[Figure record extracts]
::::::::

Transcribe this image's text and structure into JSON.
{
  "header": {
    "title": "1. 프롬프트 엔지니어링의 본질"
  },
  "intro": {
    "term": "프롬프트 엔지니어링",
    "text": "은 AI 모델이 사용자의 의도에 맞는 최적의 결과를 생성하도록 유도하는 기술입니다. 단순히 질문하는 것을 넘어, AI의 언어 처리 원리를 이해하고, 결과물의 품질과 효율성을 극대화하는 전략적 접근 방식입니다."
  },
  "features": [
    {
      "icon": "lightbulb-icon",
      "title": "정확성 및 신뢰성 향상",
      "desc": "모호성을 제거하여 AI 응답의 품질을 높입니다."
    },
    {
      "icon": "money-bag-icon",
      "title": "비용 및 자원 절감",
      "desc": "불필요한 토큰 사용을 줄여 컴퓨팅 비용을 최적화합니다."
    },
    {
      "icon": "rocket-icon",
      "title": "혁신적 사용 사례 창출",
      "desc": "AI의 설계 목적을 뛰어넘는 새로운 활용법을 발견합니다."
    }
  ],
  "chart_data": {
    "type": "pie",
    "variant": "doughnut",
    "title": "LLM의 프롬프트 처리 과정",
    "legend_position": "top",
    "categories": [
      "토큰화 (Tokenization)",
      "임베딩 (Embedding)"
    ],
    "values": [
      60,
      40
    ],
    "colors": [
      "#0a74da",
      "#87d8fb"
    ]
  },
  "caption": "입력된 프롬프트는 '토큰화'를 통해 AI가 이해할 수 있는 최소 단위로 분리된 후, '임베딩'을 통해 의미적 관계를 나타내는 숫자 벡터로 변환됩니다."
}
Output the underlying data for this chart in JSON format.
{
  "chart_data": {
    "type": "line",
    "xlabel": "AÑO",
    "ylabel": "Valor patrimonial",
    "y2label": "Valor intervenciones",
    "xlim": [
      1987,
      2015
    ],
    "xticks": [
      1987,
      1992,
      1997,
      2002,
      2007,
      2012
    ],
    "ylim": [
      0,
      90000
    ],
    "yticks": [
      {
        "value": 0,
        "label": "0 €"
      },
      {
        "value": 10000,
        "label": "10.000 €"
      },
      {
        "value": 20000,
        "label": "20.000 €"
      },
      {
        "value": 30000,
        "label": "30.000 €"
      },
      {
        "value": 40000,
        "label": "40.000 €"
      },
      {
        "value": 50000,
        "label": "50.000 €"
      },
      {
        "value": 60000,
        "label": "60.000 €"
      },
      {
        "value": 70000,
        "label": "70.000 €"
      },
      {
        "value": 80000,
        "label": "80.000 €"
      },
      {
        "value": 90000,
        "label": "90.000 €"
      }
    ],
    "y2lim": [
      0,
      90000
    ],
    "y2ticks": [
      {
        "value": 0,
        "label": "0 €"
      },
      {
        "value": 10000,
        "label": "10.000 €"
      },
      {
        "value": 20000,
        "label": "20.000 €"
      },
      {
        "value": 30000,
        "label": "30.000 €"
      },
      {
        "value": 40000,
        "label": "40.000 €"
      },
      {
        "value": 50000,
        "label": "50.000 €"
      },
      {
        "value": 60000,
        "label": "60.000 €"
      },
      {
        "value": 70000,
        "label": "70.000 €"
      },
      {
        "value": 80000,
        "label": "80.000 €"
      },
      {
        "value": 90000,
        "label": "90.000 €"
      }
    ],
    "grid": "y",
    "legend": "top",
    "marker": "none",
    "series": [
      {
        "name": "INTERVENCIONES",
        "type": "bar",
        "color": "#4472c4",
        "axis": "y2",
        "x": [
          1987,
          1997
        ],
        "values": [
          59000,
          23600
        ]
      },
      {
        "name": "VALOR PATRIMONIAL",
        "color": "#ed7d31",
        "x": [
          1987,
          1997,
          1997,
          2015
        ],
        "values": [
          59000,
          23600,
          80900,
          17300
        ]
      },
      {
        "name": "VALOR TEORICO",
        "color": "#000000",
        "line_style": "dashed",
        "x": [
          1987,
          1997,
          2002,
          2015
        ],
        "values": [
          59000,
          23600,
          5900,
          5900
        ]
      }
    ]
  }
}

::::::::

Repeat the lines above exactly.

■ Reply to the task ■
Transcribe this image's text and structure into JSON.
{
  "header": {
    "title": "1. 프롬프트 엔지니어링의 본질"
  },
  "intro": {
    "term": "프롬프트 엔지니어링",
    "text": "은 AI 모델이 사용자의 의도에 맞는 최적의 결과를 생성하도록 유도하는 기술입니다. 단순히 질문하는 것을 넘어, AI의 언어 처리 원리를 이해하고, 결과물의 품질과 효율성을 극대화하는 전략적 접근 방식입니다."
  },
  "features": [
    {
      "icon": "lightbulb-icon",
      "title": "정확성 및 신뢰성 향상",
      "desc": "모호성을 제거하여 AI 응답의 품질을 높입니다."
    },
    {
      "icon": "money-bag-icon",
      "title": "비용 및 자원 절감",
      "desc": "불필요한 토큰 사용을 줄여 컴퓨팅 비용을 최적화합니다."
    },
    {
      "icon": "rocket-icon",
      "title": "혁신적 사용 사례 창출",
      "desc": "AI의 설계 목적을 뛰어넘는 새로운 활용법을 발견합니다."
    }
  ],
  "chart_data": {
    "type": "pie",
    "variant": "doughnut",
    "title": "LLM의 프롬프트 처리 과정",
    "legend_position": "top",
    "categories": [
      "토큰화 (Tokenization)",
      "임베딩 (Embedding)"
    ],
    "values": [
      60,
      40
    ],
    "colors": [
      "#0a74da",
      "#87d8fb"
    ]
  },
  "caption": "입력된 프롬프트는 '토큰화'를 통해 AI가 이해할 수 있는 최소 단위로 분리된 후, '임베딩'을 통해 의미적 관계를 나타내는 숫자 벡터로 변환됩니다."
}
Output the underlying data for this chart in JSON format.
{
  "chart_data": {
    "type": "line",
    "xlabel": "AÑO",
    "ylabel": "Valor patrimonial",
    "y2label": "Valor intervenciones",
    "xlim": [
      1987,
      2015
    ],
    "xticks": [
      1987,
      1992,
      1997,
      2002,
      2007,
      2012
    ],
    "ylim": [
      0,
      90000
    ],
    "yticks": [
      {
        "value": 0,
        "label": "0 €"
      },
      {
        "value": 10000,
        "label": "10.000 €"
      },
      {
        "value": 20000,
        "label": "20.000 €"
      },
      {
        "value": 30000,
        "label": "30.000 €"
      },
      {
        "value": 40000,
        "label": "40.000 €"
      },
      {
        "value": 50000,
        "label": "50.000 €"
      },
      {
        "value": 60000,
        "label": "60.000 €"
      },
      {
        "value": 70000,
        "label": "70.000 €"
      },
      {
        "value": 80000,
        "label": "80.000 €"
      },
      {
        "value": 90000,
        "label": "90.000 €"
      }
    ],
    "y2lim": [
      0,
      90000
    ],
    "y2ticks": [
      {
        "value": 0,
        "label": "0 €"
      },
      {
        "value": 10000,
        "label": "10.000 €"
      },
      {
        "value": 20000,
        "label": "20.000 €"
      },
      {
        "value": 30000,
        "label": "30.000 €"
      },
      {
        "value": 40000,
        "label": "40.000 €"
      },
      {
        "value": 50000,
        "label": "50.000 €"
      },
      {
        "value": 60000,
        "label": "60.000 €"
      },
      {
        "value": 70000,
        "label": "70.000 €"
      },
      {
        "value": 80000,
        "label": "80.000 €"
      },
      {
        "value": 90000,
        "label": "90.000 €"
      }
    ],
    "grid": "y",
    "legend": "top",
    "marker": "none",
    "series": [
      {
        "name": "INTERVENCIONES",
        "type": "bar",
        "color": "#4472c4",
        "axis": "y2",
        "x": [
          1987,
          1997
        ],
        "values": [
          59000,
          23600
        ]
      },
      {
        "name": "VALOR PATRIMONIAL",
        "color": "#ed7d31",
        "x": [
          1987,
          1997,
          1997,
          2015
        ],
        "values": [
          59000,
          23600,
          80900,
          17300
        ]
      },
      {
        "name": "VALOR TEORICO",
        "color": "#000000",
        "line_style": "dashed",
        "x": [
          1987,
          1997,
          2002,
          2015
        ],
        "values": [
          59000,
          23600,
          5900,
          5900
        ]
      }
    ]
  }
}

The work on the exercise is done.